>> start

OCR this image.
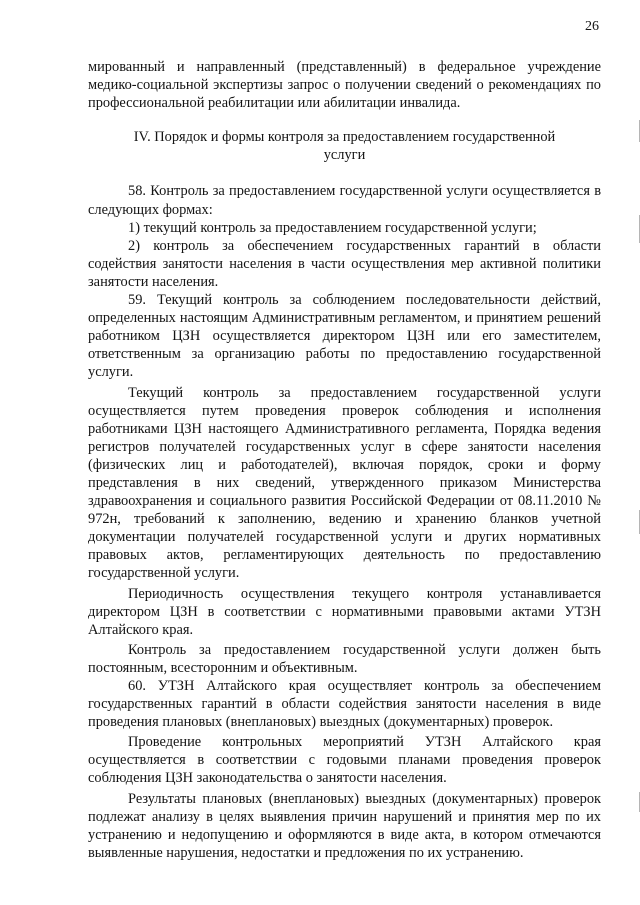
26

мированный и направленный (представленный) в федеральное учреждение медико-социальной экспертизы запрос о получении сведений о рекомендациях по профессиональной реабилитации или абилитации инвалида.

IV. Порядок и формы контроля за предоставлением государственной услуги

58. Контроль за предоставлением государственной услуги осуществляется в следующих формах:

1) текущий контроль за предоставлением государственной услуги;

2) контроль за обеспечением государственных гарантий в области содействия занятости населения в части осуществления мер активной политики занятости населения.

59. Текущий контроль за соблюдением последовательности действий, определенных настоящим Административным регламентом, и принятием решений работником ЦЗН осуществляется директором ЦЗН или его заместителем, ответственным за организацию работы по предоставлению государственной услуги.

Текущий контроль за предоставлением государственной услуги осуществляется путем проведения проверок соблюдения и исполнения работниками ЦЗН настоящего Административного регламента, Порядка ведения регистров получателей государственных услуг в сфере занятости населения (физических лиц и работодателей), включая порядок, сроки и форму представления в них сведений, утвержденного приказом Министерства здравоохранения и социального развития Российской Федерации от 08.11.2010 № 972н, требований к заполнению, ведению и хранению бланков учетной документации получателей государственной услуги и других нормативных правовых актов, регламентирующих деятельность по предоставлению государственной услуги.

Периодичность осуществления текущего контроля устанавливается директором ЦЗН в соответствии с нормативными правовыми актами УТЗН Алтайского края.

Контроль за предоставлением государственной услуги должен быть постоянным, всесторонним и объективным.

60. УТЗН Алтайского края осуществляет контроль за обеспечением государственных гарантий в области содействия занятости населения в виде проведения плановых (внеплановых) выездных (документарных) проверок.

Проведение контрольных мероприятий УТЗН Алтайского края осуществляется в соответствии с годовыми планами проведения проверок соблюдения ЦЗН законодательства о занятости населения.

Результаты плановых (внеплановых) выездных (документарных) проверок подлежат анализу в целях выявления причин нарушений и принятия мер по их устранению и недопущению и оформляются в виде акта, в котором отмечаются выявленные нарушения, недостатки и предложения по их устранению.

>> end
>> start

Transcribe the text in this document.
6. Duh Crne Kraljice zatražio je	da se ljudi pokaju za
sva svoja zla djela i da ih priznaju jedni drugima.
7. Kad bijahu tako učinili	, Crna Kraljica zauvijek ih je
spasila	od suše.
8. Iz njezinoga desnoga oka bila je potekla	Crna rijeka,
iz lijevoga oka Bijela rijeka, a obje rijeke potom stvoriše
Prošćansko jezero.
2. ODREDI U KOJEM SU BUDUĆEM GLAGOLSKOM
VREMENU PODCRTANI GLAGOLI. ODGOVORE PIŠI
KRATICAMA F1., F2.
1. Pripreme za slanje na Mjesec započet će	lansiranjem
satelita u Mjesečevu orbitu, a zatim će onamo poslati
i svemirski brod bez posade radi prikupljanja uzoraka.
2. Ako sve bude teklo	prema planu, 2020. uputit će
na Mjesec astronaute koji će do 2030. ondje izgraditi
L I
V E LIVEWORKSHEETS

>> end

• Goal: Give the number of lines in the entries above that include the string "гарантий". No other output is expected.

• Result for this task: 2